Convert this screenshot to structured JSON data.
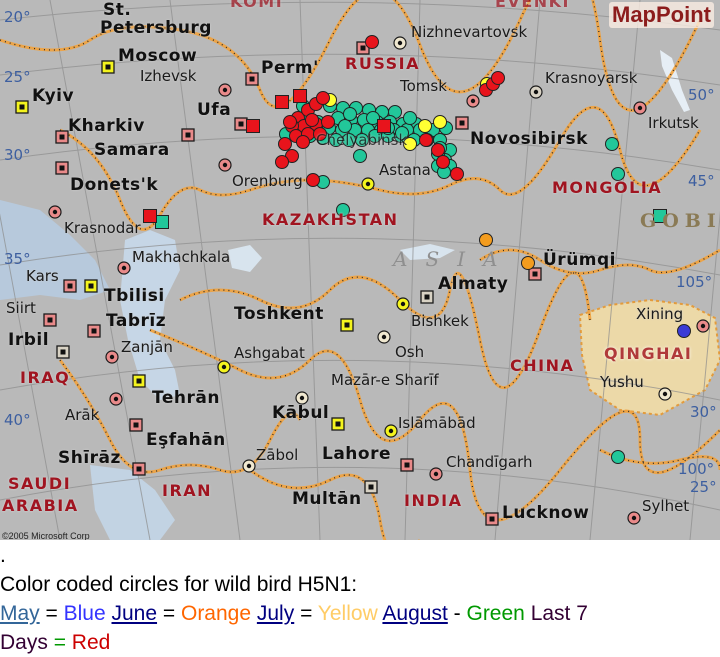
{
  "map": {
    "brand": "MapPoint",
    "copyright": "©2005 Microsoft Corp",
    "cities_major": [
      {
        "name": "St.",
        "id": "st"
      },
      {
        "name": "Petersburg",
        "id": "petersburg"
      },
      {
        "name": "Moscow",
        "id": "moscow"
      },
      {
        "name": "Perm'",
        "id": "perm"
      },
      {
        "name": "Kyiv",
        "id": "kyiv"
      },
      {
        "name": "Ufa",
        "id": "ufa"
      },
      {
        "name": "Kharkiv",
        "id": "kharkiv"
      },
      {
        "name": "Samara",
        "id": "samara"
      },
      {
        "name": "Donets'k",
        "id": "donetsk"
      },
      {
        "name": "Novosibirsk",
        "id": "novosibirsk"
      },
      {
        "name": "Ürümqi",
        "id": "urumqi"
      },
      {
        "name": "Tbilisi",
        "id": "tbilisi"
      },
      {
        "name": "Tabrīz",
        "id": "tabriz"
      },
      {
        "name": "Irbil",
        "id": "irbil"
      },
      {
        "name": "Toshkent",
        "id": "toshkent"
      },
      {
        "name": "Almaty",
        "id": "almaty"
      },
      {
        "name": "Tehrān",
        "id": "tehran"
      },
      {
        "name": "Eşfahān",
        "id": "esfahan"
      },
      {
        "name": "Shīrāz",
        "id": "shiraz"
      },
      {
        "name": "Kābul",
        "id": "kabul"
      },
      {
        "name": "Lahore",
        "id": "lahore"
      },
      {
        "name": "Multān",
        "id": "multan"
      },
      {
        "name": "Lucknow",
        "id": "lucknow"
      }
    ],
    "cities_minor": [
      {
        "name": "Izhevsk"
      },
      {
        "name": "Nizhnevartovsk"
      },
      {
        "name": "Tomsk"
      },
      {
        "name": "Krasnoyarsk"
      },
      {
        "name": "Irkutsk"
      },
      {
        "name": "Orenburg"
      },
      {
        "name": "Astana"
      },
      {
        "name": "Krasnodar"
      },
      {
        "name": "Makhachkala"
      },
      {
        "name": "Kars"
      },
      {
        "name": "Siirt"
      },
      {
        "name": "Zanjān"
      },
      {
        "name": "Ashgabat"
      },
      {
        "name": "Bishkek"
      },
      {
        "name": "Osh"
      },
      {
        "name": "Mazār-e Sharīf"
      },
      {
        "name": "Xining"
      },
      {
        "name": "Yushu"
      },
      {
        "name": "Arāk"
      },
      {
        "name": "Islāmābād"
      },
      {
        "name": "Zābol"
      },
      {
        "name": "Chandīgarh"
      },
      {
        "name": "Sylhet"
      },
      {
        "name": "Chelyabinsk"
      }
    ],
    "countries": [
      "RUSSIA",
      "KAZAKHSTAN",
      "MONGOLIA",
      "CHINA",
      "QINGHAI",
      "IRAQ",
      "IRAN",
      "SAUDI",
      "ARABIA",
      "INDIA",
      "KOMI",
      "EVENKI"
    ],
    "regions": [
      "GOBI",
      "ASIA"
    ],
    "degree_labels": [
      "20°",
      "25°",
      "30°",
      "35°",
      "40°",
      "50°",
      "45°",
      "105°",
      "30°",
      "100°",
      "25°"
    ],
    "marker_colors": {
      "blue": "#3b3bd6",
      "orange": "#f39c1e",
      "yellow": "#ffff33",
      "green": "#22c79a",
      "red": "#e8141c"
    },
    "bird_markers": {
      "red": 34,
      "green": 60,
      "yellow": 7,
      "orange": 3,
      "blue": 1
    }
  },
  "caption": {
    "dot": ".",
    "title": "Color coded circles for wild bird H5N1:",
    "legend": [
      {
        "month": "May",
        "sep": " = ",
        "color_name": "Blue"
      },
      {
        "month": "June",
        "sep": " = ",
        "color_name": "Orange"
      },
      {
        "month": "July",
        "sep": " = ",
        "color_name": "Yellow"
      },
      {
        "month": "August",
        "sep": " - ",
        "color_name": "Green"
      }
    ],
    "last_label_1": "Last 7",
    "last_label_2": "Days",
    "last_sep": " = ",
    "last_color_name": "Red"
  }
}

________________________________________

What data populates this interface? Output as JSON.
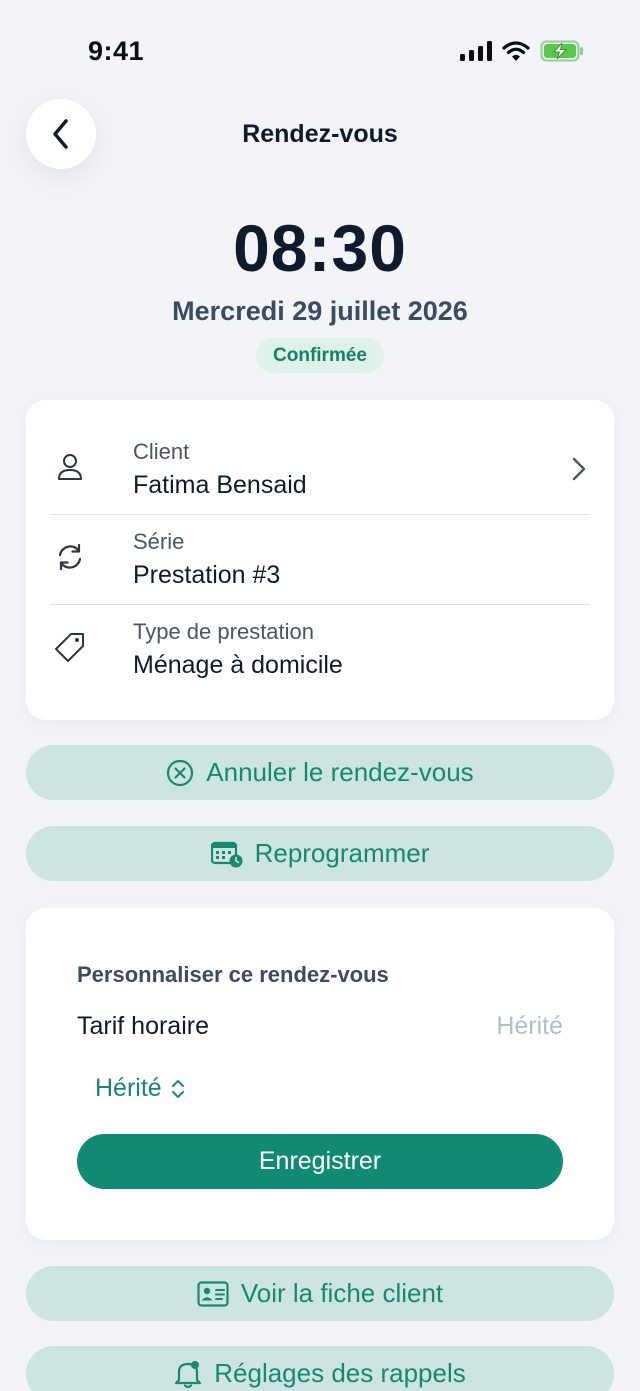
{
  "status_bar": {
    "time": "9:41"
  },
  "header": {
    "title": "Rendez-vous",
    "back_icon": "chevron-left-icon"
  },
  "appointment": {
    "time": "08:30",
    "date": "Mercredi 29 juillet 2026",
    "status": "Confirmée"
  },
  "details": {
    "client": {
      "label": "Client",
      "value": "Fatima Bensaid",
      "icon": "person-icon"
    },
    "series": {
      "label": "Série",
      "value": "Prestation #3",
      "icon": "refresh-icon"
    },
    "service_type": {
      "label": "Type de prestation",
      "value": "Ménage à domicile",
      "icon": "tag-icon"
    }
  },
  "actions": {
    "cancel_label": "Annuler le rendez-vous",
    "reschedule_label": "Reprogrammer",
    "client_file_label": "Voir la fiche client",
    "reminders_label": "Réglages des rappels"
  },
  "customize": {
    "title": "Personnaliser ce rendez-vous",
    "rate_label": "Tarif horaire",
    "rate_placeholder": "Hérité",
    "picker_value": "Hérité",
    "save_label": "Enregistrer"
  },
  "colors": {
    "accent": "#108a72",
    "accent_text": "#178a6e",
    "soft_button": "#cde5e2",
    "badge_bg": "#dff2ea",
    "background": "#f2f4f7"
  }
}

________________________________________

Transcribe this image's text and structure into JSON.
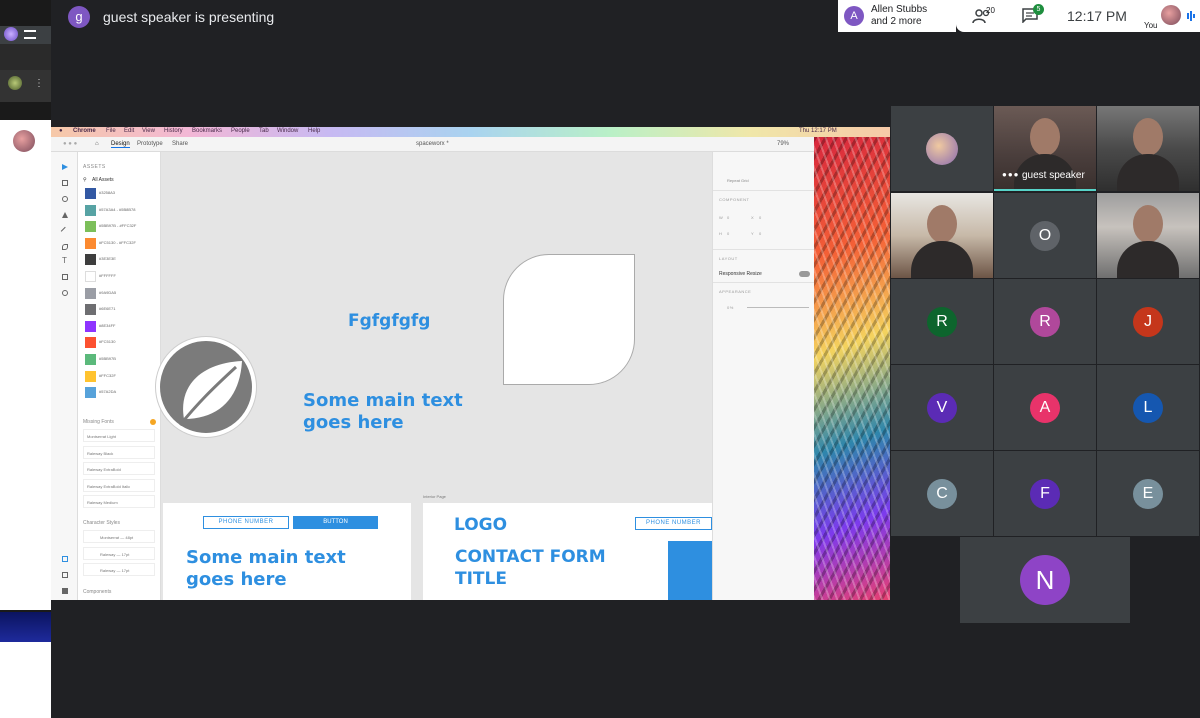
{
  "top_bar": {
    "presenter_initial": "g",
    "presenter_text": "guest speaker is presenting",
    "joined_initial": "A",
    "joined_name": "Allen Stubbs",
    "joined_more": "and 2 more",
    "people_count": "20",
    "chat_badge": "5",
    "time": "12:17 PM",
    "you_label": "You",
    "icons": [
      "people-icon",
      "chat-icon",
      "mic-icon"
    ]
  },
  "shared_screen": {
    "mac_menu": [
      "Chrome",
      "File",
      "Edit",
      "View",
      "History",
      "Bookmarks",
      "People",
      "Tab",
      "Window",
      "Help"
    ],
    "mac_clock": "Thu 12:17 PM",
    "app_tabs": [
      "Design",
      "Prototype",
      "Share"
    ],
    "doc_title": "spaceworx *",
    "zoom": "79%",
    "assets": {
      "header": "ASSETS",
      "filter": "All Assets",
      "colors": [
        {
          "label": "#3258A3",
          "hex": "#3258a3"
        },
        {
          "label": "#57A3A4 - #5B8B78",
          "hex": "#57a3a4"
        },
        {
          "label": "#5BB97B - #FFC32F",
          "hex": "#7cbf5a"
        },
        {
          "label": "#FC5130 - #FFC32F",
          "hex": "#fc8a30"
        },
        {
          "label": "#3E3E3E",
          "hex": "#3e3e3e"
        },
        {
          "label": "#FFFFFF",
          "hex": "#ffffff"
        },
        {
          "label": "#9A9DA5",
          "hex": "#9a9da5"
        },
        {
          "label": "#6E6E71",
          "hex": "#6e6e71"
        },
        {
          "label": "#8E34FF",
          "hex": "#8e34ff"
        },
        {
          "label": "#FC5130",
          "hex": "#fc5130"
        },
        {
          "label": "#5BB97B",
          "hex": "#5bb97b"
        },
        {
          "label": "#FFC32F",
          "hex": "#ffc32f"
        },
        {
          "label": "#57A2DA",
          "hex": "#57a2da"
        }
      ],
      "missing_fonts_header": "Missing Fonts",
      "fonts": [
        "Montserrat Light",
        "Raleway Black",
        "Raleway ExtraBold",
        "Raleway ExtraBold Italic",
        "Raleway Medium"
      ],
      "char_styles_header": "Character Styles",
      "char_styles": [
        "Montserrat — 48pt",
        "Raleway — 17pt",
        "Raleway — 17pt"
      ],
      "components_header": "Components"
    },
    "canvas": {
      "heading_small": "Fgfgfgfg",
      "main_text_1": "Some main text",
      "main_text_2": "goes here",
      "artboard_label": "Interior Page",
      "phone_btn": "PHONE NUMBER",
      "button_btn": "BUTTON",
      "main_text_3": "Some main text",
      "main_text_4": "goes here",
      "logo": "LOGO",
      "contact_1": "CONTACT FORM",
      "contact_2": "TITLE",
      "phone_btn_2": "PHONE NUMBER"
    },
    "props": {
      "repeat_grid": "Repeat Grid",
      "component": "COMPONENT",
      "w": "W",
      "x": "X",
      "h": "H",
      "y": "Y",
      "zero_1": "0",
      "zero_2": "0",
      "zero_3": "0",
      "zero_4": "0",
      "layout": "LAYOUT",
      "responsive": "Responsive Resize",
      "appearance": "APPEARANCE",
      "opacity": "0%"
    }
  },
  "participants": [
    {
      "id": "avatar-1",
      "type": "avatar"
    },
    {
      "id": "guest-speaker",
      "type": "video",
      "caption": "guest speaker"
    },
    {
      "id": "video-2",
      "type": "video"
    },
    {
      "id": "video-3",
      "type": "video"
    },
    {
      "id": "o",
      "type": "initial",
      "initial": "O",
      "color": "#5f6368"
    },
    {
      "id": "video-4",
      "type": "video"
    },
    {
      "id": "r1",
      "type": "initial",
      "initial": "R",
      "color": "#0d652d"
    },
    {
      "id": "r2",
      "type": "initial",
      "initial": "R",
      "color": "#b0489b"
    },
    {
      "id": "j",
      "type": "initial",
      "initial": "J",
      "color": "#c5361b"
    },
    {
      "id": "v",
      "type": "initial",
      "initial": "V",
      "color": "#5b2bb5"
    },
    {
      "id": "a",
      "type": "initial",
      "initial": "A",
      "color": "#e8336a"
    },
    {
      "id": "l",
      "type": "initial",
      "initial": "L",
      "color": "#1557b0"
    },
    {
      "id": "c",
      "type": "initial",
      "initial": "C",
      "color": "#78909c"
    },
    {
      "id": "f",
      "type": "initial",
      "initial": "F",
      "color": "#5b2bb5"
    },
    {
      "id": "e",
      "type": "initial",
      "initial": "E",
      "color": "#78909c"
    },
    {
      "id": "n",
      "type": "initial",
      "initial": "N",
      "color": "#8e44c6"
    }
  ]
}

________________________________________

WHAT IS NEEDED:
Work out how many lines of the listing above include the word "this". Reply with nothing but the count.

EXERCISE SOLUTION:
3